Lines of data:
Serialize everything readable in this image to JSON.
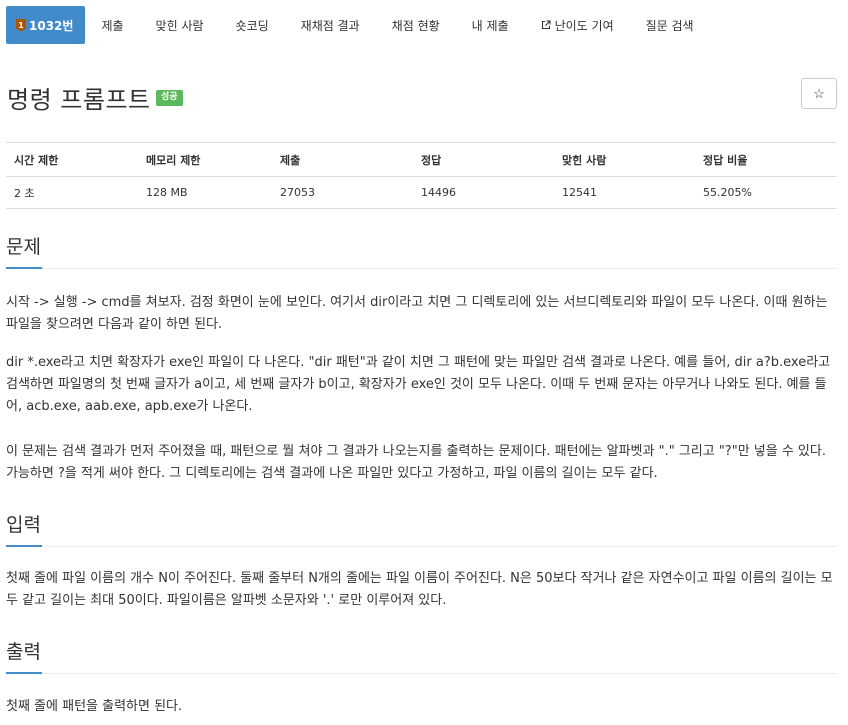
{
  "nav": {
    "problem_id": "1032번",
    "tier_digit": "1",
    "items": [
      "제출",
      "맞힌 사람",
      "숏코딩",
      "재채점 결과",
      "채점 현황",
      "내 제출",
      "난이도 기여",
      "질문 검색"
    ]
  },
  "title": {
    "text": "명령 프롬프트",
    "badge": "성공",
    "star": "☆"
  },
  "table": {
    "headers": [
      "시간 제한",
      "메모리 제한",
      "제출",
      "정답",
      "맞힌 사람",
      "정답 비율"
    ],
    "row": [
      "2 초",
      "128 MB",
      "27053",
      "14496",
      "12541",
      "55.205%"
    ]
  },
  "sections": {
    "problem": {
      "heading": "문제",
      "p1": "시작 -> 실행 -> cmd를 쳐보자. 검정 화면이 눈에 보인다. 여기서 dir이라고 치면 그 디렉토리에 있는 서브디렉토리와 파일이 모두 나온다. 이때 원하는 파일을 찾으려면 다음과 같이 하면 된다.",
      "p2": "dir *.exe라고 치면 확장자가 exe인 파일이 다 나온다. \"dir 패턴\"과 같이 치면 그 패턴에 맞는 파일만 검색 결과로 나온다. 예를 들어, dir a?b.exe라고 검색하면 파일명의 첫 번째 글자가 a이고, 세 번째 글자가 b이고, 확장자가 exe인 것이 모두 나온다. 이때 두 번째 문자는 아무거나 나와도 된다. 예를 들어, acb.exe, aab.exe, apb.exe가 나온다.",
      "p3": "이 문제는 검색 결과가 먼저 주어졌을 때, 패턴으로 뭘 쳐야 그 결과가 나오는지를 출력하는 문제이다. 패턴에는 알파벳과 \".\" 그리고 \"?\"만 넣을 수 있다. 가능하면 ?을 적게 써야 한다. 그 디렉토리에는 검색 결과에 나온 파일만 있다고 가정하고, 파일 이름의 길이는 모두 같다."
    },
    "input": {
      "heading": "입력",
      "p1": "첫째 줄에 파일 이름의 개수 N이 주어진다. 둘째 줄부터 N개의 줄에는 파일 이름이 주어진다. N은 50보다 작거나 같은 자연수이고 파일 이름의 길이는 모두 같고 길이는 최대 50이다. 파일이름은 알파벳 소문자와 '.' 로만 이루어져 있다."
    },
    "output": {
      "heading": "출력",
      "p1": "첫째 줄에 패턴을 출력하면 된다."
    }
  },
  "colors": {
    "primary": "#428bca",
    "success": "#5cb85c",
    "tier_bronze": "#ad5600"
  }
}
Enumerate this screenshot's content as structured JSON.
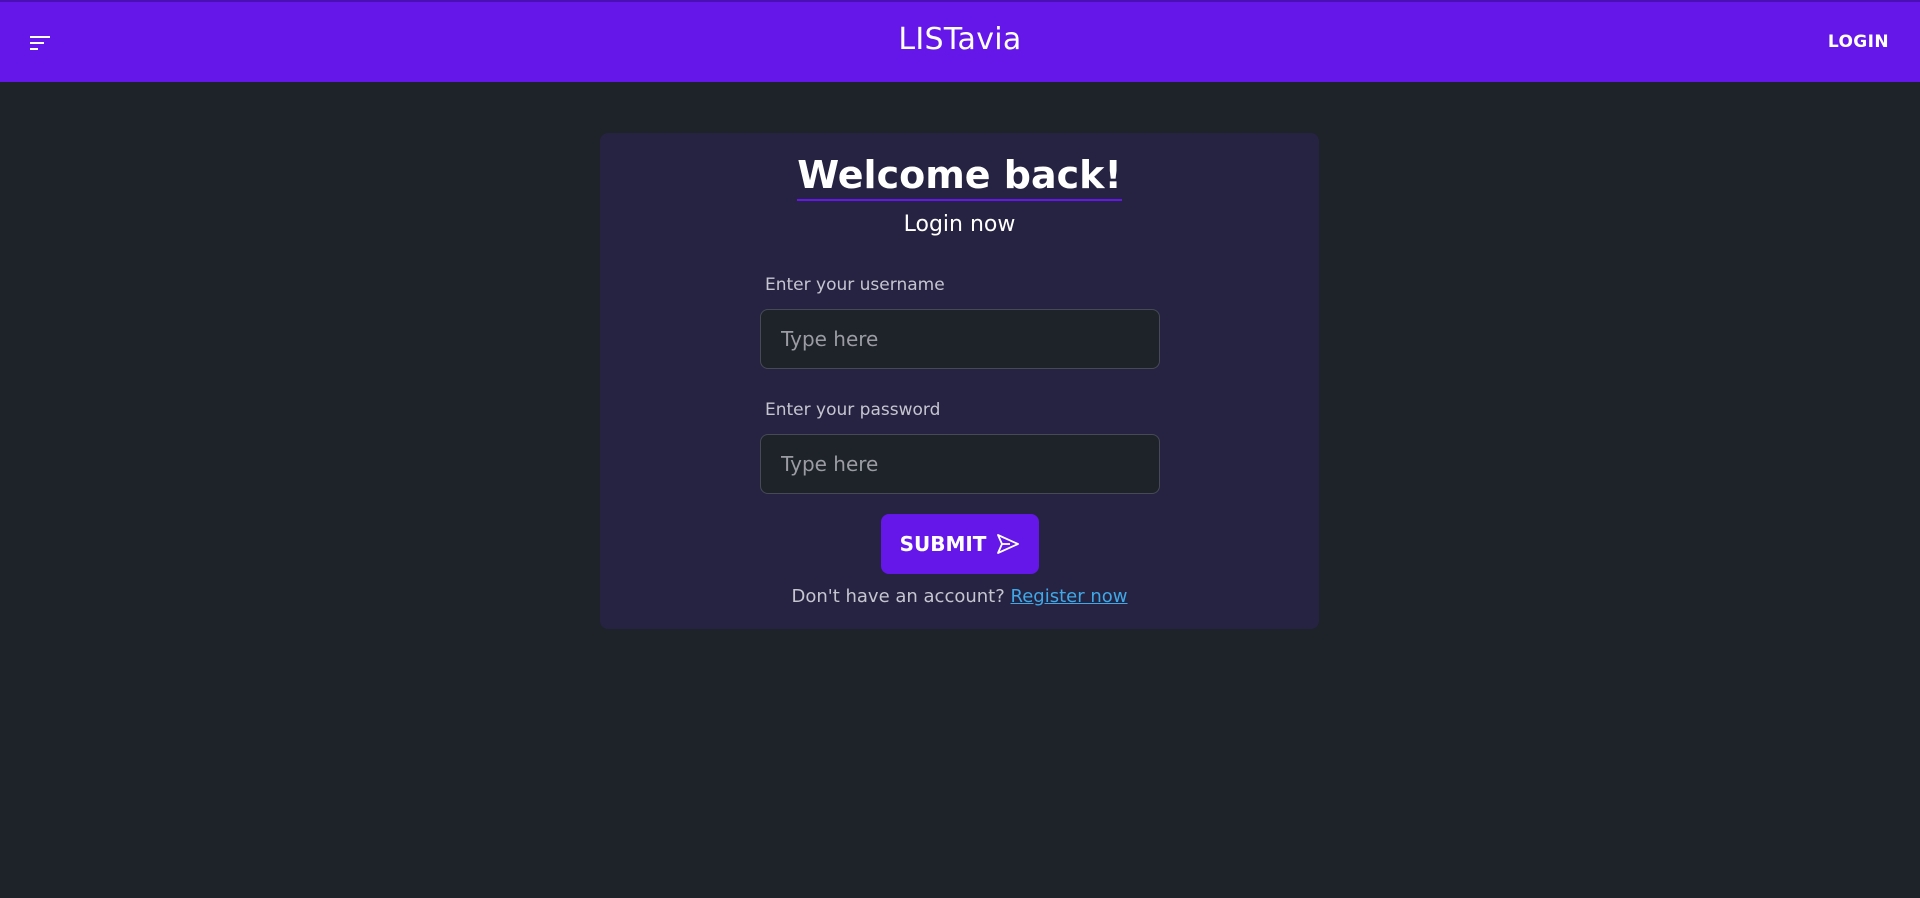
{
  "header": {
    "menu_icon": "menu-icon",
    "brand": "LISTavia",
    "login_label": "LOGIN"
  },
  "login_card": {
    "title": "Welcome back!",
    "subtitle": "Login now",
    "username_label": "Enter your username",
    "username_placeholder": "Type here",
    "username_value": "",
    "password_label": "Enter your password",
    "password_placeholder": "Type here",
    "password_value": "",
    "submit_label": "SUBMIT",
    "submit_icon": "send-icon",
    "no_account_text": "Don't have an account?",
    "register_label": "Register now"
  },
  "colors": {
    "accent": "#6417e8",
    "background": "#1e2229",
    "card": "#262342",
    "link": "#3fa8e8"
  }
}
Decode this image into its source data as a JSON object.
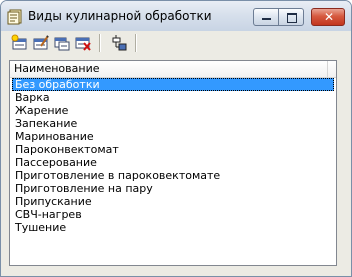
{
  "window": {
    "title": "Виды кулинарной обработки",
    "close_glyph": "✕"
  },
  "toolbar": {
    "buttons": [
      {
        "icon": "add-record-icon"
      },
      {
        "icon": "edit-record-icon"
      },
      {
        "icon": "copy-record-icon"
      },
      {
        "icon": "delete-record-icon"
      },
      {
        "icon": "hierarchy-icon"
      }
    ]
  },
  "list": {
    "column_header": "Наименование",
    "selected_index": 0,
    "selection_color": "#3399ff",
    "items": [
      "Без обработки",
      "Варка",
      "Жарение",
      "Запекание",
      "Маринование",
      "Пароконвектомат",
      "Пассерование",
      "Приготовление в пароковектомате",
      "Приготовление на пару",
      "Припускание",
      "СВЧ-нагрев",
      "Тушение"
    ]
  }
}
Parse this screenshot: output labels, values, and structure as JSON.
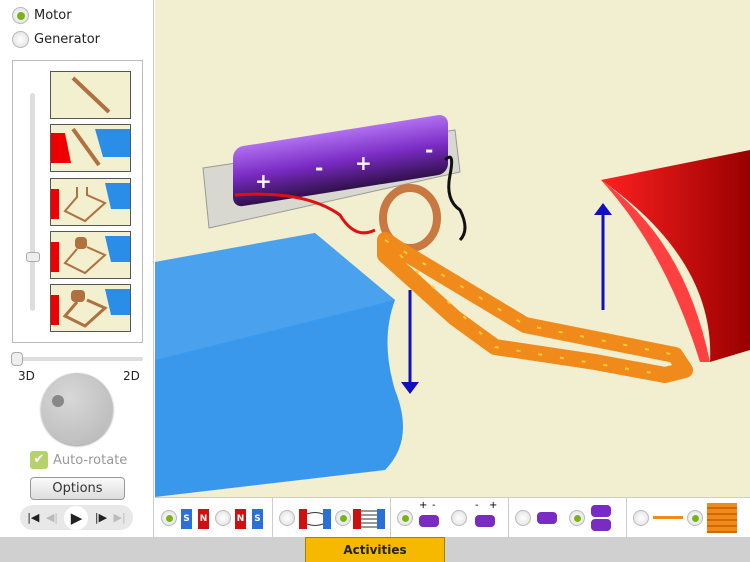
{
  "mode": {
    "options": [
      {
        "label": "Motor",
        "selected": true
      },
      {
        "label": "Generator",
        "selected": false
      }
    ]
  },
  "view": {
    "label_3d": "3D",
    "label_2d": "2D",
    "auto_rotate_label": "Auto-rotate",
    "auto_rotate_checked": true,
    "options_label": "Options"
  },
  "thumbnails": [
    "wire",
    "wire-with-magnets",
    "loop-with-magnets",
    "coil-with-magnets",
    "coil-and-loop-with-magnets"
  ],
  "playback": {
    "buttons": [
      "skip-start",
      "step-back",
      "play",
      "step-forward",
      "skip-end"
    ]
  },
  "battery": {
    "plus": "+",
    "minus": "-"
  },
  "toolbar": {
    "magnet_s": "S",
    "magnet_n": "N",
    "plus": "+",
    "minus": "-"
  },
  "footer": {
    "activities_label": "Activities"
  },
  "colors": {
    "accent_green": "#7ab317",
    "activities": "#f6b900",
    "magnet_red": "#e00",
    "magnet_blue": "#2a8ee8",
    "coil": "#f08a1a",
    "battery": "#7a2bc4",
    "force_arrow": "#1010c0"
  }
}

--

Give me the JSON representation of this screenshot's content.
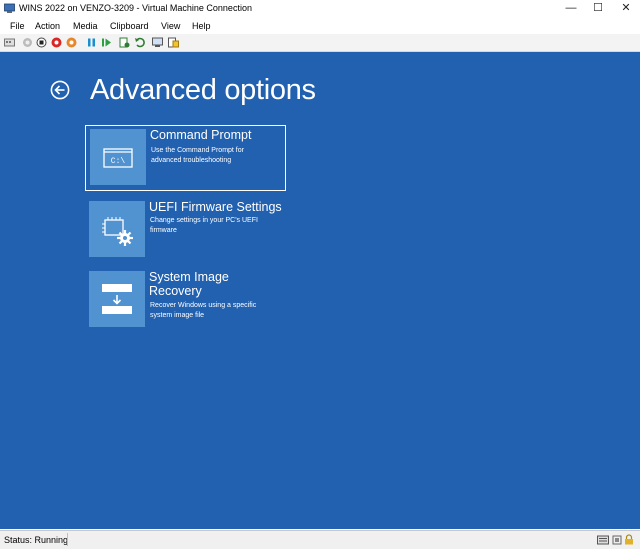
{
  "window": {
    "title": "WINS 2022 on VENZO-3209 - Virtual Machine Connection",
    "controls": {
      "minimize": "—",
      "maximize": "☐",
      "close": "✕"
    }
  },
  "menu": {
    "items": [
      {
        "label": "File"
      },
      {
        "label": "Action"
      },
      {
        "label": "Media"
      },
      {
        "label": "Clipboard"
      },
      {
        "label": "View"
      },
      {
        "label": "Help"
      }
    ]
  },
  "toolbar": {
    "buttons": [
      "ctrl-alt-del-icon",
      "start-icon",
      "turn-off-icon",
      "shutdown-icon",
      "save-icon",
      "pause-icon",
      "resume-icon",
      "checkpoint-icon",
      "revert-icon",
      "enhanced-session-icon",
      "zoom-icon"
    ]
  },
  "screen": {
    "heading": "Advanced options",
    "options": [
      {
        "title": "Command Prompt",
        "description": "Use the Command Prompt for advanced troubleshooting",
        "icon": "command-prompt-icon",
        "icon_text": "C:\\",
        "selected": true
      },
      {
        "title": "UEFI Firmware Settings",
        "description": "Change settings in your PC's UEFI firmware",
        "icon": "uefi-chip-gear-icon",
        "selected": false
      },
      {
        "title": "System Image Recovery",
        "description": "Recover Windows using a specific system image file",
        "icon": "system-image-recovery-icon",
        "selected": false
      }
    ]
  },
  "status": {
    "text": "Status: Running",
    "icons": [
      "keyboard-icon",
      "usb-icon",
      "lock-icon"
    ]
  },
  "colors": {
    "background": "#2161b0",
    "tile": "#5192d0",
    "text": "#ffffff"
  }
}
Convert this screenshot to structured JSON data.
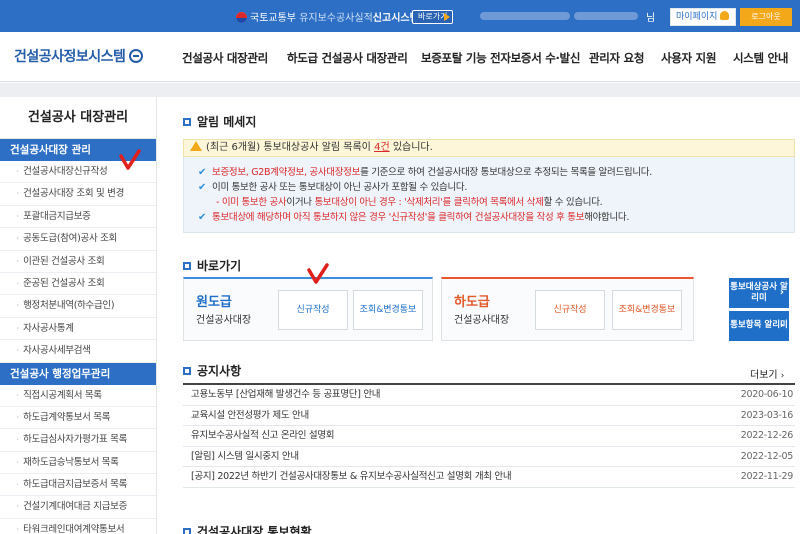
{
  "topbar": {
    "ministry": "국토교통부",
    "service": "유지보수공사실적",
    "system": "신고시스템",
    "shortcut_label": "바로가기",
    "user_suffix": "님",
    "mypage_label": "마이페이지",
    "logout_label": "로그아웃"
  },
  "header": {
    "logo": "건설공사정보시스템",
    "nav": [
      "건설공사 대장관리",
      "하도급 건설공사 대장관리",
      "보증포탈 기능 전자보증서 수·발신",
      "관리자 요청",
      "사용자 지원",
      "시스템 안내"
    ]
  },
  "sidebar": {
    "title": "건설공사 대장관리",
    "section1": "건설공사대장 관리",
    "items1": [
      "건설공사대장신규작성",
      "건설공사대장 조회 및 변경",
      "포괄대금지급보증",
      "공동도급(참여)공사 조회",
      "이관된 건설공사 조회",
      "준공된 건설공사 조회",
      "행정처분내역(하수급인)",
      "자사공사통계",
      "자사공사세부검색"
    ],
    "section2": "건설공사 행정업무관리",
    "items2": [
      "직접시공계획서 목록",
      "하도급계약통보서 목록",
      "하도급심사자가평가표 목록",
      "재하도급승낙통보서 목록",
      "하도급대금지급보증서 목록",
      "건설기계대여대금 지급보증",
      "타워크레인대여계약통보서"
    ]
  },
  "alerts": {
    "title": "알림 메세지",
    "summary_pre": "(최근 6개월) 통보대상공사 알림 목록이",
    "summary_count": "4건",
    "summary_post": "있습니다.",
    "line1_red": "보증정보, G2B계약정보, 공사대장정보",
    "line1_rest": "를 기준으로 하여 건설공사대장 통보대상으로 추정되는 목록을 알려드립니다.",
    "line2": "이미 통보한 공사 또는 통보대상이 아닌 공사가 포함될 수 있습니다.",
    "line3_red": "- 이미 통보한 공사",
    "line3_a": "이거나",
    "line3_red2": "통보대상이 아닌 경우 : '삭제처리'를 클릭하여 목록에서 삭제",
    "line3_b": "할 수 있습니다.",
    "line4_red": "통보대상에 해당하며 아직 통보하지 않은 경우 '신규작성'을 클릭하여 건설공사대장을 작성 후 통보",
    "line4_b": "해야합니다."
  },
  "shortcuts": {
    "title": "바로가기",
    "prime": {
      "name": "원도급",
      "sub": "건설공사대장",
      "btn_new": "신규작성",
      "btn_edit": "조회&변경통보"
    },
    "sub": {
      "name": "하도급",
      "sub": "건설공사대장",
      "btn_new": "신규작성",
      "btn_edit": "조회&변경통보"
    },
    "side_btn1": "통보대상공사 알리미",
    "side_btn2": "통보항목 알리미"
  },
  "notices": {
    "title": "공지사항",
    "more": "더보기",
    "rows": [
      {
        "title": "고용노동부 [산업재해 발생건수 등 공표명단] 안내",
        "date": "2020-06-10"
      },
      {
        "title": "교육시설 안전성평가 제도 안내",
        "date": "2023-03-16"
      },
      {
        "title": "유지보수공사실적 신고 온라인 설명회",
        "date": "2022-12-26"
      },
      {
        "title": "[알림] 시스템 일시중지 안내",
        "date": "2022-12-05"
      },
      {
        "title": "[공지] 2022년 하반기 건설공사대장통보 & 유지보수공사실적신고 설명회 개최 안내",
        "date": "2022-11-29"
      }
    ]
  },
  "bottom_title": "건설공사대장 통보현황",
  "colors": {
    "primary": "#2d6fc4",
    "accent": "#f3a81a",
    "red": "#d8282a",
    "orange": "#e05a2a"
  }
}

--

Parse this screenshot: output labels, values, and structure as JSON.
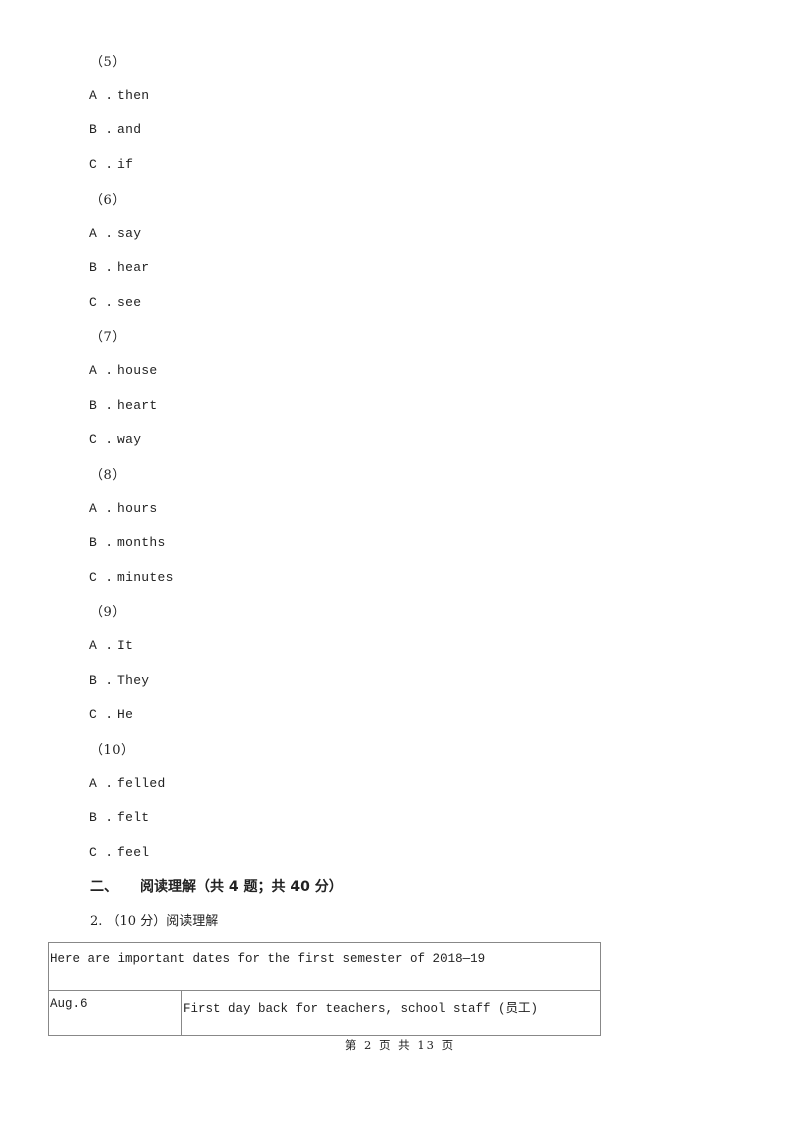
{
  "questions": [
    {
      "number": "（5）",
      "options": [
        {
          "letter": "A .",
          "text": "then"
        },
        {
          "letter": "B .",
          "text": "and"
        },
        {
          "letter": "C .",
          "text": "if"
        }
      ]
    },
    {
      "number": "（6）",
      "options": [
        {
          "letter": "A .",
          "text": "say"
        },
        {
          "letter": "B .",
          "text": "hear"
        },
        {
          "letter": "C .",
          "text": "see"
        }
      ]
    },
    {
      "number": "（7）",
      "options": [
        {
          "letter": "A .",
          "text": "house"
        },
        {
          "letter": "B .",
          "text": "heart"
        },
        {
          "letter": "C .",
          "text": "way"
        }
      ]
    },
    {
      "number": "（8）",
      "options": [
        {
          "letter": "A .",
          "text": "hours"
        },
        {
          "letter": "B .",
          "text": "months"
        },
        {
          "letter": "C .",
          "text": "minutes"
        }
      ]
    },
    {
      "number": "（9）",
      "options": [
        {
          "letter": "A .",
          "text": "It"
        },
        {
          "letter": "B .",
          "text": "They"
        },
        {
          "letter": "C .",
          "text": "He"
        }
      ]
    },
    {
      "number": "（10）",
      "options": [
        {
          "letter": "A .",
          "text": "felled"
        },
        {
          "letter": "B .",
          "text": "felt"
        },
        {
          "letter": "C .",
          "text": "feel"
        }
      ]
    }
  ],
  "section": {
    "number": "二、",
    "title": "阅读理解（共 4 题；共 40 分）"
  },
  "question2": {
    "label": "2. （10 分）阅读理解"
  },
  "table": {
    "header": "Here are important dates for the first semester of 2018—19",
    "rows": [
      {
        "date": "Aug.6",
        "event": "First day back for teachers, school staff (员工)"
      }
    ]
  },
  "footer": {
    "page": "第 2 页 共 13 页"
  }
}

Requirements: Go through the preceding material and copy each line that has the word "content".

Task answer:
Enumerate this screenshot's content as structured JSON.
Give me the JSON representation of this screenshot's content.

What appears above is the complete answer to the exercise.